(Records supplied)

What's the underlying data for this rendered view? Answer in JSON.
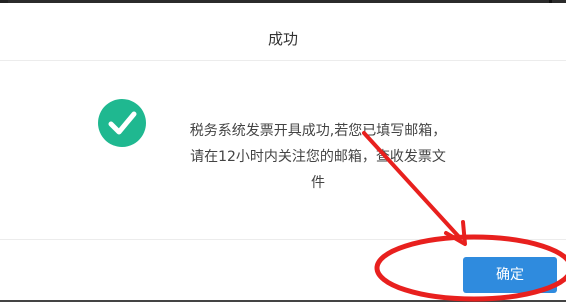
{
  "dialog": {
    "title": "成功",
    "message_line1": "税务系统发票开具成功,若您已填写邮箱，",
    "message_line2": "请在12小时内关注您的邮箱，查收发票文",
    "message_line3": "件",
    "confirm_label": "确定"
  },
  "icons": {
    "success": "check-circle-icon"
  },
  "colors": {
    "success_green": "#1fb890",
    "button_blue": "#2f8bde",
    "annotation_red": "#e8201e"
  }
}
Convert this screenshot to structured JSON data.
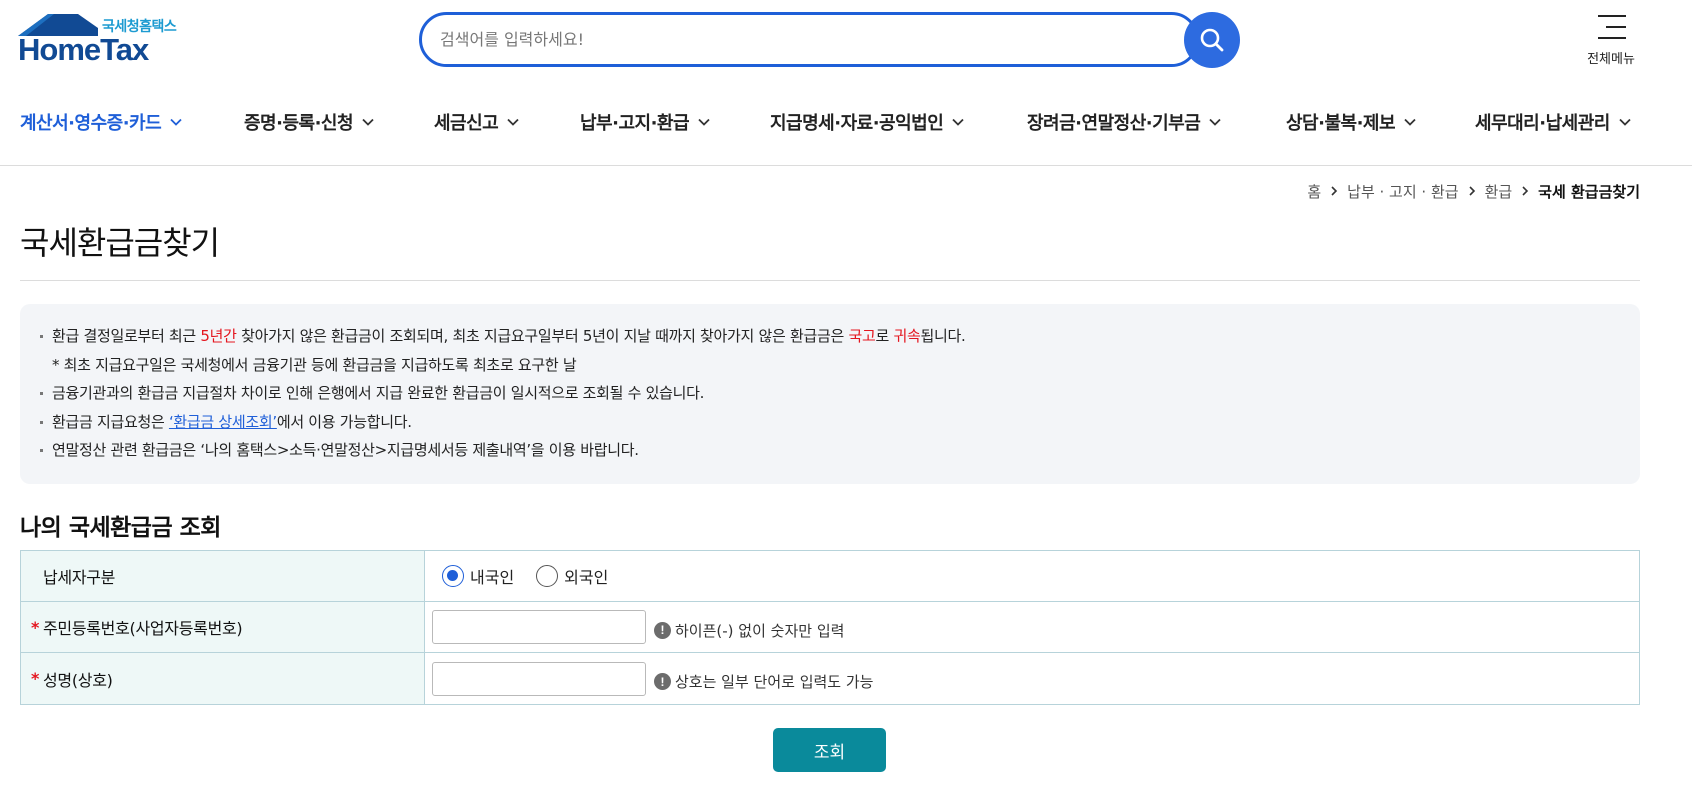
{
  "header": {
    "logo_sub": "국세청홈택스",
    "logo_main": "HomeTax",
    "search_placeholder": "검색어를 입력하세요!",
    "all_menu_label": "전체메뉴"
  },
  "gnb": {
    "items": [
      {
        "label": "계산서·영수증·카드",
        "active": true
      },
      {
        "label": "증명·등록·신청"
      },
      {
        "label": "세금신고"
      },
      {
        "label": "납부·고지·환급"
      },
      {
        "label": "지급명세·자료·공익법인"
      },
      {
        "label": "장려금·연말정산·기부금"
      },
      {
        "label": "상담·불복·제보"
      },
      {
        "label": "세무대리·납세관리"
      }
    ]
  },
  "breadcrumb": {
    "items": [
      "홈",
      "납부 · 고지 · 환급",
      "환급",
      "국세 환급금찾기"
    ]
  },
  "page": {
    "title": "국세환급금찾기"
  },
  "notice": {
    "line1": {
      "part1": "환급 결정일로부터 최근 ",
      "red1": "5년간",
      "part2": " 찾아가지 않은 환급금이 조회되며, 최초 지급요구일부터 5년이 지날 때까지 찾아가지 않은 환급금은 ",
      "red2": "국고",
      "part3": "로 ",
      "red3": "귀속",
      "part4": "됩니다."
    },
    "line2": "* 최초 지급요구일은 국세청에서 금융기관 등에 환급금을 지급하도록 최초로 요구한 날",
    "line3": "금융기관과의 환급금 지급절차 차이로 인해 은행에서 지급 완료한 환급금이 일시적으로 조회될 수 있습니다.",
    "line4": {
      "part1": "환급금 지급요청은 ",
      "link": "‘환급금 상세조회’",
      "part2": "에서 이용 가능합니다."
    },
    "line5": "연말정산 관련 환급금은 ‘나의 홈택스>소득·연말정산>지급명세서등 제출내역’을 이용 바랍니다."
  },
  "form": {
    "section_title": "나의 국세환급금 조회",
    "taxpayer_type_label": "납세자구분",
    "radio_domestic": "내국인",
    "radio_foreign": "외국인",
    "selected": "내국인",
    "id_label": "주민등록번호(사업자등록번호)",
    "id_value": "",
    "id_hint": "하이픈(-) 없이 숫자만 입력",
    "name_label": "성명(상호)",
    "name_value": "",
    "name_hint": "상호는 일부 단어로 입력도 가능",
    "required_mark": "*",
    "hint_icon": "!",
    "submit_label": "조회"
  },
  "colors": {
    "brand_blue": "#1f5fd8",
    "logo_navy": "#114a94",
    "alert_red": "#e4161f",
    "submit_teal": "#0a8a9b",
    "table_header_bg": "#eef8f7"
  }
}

(Work instructions) Count every line in the data where the string "환급금이" occurs. Give nothing except the number.

(Finished task) 2